>>>
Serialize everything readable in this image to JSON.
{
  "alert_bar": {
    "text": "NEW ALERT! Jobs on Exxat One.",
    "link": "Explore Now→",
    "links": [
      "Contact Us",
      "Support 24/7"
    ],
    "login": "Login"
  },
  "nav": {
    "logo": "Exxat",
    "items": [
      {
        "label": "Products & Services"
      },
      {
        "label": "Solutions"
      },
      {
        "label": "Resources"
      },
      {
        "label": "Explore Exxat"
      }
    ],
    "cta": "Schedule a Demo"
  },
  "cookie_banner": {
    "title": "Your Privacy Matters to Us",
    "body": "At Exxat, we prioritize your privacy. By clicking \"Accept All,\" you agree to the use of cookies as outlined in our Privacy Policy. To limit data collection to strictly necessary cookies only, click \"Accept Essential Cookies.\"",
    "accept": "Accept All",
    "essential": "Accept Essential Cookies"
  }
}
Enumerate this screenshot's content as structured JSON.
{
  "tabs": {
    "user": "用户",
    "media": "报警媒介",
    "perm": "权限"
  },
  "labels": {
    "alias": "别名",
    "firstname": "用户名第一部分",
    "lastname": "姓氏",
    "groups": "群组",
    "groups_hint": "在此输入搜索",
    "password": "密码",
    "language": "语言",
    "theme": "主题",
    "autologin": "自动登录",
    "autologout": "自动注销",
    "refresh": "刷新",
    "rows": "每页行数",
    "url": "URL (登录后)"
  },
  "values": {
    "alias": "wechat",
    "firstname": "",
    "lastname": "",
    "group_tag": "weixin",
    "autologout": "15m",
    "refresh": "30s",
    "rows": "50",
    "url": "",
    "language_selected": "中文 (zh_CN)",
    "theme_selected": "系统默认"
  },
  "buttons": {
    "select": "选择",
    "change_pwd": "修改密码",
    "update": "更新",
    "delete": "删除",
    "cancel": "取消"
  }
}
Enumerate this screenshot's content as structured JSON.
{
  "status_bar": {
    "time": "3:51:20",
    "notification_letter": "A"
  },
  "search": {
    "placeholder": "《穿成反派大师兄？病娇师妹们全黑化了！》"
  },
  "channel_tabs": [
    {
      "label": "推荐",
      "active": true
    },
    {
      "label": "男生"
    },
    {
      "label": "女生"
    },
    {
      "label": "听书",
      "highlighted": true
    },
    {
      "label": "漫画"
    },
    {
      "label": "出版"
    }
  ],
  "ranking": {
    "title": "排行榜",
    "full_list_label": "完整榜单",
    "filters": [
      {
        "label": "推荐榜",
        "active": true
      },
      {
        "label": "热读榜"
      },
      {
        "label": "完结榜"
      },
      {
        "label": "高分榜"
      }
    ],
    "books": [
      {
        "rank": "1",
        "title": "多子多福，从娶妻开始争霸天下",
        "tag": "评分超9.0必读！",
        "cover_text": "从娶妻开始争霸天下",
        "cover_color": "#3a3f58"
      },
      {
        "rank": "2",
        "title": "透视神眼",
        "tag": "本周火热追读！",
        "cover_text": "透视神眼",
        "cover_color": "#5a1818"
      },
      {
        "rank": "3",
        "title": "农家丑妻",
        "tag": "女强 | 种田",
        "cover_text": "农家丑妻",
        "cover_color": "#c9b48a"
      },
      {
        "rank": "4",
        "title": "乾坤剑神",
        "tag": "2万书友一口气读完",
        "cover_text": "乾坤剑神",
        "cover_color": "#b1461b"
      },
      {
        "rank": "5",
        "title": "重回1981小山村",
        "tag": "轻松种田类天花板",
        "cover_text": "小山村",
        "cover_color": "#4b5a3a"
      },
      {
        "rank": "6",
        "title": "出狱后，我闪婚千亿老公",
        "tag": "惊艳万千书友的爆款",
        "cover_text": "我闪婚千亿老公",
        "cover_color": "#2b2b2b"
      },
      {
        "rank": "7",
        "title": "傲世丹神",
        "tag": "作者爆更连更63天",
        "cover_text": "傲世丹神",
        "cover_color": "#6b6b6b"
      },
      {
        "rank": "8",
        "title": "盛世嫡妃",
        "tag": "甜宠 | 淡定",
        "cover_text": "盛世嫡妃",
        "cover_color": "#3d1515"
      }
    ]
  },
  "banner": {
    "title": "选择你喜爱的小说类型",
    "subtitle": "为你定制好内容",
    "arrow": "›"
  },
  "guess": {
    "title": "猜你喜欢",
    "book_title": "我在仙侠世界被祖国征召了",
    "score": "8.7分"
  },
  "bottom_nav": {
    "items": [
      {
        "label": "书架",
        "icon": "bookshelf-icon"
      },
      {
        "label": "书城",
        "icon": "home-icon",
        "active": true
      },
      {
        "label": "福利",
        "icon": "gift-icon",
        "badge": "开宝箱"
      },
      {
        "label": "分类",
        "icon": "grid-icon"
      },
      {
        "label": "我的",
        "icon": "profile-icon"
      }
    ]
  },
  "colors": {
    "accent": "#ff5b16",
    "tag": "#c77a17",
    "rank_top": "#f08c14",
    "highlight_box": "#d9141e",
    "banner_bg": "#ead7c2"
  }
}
<<<
=== Instructions to follow ===
Reproduce the entries above in full by retyping them exactly.

=== Completed task ===
Serialize everything readable in this image to JSON.
{
  "alert_bar": {
    "text": "NEW ALERT! Jobs on Exxat One.",
    "link": "Explore Now→",
    "links": [
      "Contact Us",
      "Support 24/7"
    ],
    "login": "Login"
  },
  "nav": {
    "logo": "Exxat",
    "items": [
      {
        "label": "Products & Services"
      },
      {
        "label": "Solutions"
      },
      {
        "label": "Resources"
      },
      {
        "label": "Explore Exxat"
      }
    ],
    "cta": "Schedule a Demo"
  },
  "cookie_banner": {
    "title": "Your Privacy Matters to Us",
    "body": "At Exxat, we prioritize your privacy. By clicking \"Accept All,\" you agree to the use of cookies as outlined in our Privacy Policy. To limit data collection to strictly necessary cookies only, click \"Accept Essential Cookies.\"",
    "accept": "Accept All",
    "essential": "Accept Essential Cookies"
  }
}
Enumerate this screenshot's content as structured JSON.
{
  "tabs": {
    "user": "用户",
    "media": "报警媒介",
    "perm": "权限"
  },
  "labels": {
    "alias": "别名",
    "firstname": "用户名第一部分",
    "lastname": "姓氏",
    "groups": "群组",
    "groups_hint": "在此输入搜索",
    "password": "密码",
    "language": "语言",
    "theme": "主题",
    "autologin": "自动登录",
    "autologout": "自动注销",
    "refresh": "刷新",
    "rows": "每页行数",
    "url": "URL (登录后)"
  },
  "values": {
    "alias": "wechat",
    "firstname": "",
    "lastname": "",
    "group_tag": "weixin",
    "autologout": "15m",
    "refresh": "30s",
    "rows": "50",
    "url": "",
    "language_selected": "中文 (zh_CN)",
    "theme_selected": "系统默认"
  },
  "buttons": {
    "select": "选择",
    "change_pwd": "修改密码",
    "update": "更新",
    "delete": "删除",
    "cancel": "取消"
  }
}
Enumerate this screenshot's content as structured JSON.
{
  "status_bar": {
    "time": "3:51:20",
    "notification_letter": "A"
  },
  "search": {
    "placeholder": "《穿成反派大师兄？病娇师妹们全黑化了！》"
  },
  "channel_tabs": [
    {
      "label": "推荐",
      "active": true
    },
    {
      "label": "男生"
    },
    {
      "label": "女生"
    },
    {
      "label": "听书",
      "highlighted": true
    },
    {
      "label": "漫画"
    },
    {
      "label": "出版"
    }
  ],
  "ranking": {
    "title": "排行榜",
    "full_list_label": "完整榜单",
    "filters": [
      {
        "label": "推荐榜",
        "active": true
      },
      {
        "label": "热读榜"
      },
      {
        "label": "完结榜"
      },
      {
        "label": "高分榜"
      }
    ],
    "books": [
      {
        "rank": "1",
        "title": "多子多福，从娶妻开始争霸天下",
        "tag": "评分超9.0必读！",
        "cover_text": "从娶妻开始争霸天下",
        "cover_color": "#3a3f58"
      },
      {
        "rank": "2",
        "title": "透视神眼",
        "tag": "本周火热追读！",
        "cover_text": "透视神眼",
        "cover_color": "#5a1818"
      },
      {
        "rank": "3",
        "title": "农家丑妻",
        "tag": "女强 | 种田",
        "cover_text": "农家丑妻",
        "cover_color": "#c9b48a"
      },
      {
        "rank": "4",
        "title": "乾坤剑神",
        "tag": "2万书友一口气读完",
        "cover_text": "乾坤剑神",
        "cover_color": "#b1461b"
      },
      {
        "rank": "5",
        "title": "重回1981小山村",
        "tag": "轻松种田类天花板",
        "cover_text": "小山村",
        "cover_color": "#4b5a3a"
      },
      {
        "rank": "6",
        "title": "出狱后，我闪婚千亿老公",
        "tag": "惊艳万千书友的爆款",
        "cover_text": "我闪婚千亿老公",
        "cover_color": "#2b2b2b"
      },
      {
        "rank": "7",
        "title": "傲世丹神",
        "tag": "作者爆更连更63天",
        "cover_text": "傲世丹神",
        "cover_color": "#6b6b6b"
      },
      {
        "rank": "8",
        "title": "盛世嫡妃",
        "tag": "甜宠 | 淡定",
        "cover_text": "盛世嫡妃",
        "cover_color": "#3d1515"
      }
    ]
  },
  "banner": {
    "title": "选择你喜爱的小说类型",
    "subtitle": "为你定制好内容",
    "arrow": "›"
  },
  "guess": {
    "title": "猜你喜欢",
    "book_title": "我在仙侠世界被祖国征召了",
    "score": "8.7分"
  },
  "bottom_nav": {
    "items": [
      {
        "label": "书架",
        "icon": "bookshelf-icon"
      },
      {
        "label": "书城",
        "icon": "home-icon",
        "active": true
      },
      {
        "label": "福利",
        "icon": "gift-icon",
        "badge": "开宝箱"
      },
      {
        "label": "分类",
        "icon": "grid-icon"
      },
      {
        "label": "我的",
        "icon": "profile-icon"
      }
    ]
  },
  "colors": {
    "accent": "#ff5b16",
    "tag": "#c77a17",
    "rank_top": "#f08c14",
    "highlight_box": "#d9141e",
    "banner_bg": "#ead7c2"
  }
}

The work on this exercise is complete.